Collection entries:
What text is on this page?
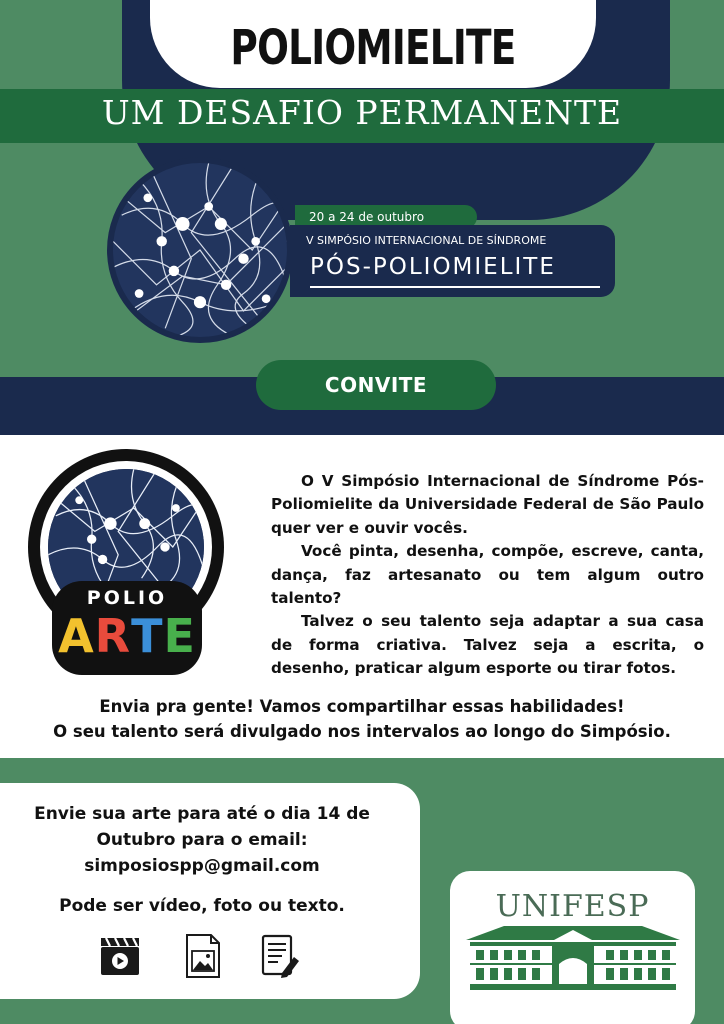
POLIOMIELITE
UM DESAFIO PERMANENTE
20 a 24 de outubro
V SIMPÓSIO INTERNACIONAL DE SÍNDROME
PÓS-POLIOMIELITE
CONVITE
POLIO
ARTE

O V Simpósio Internacional de Síndrome Pós-Poliomielite da Universidade Federal de São Paulo quer ver e ouvir vocês.

Você pinta, desenha, compõe, escreve, canta, dança, faz artesanato ou tem algum outro talento?

Talvez o seu talento seja adaptar a sua casa de forma criativa. Talvez seja a escrita, o desenho, praticar algum esporte ou tirar fotos.

Envia pra gente! Vamos compartilhar essas habilidades!
O seu talento será divulgado nos intervalos ao longo do Simpósio.
Envie sua arte para até o dia 14 de
Outubro para o email:
simposiospp@gmail.com
Pode ser vídeo, foto ou texto.	UNIFESP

> [WHAT YOU WILL DO] From the entries, copy out each line containing the word "para".

> [TASK RESPONSE]
Envie sua arte para até o dia 14 de
Outubro para o email:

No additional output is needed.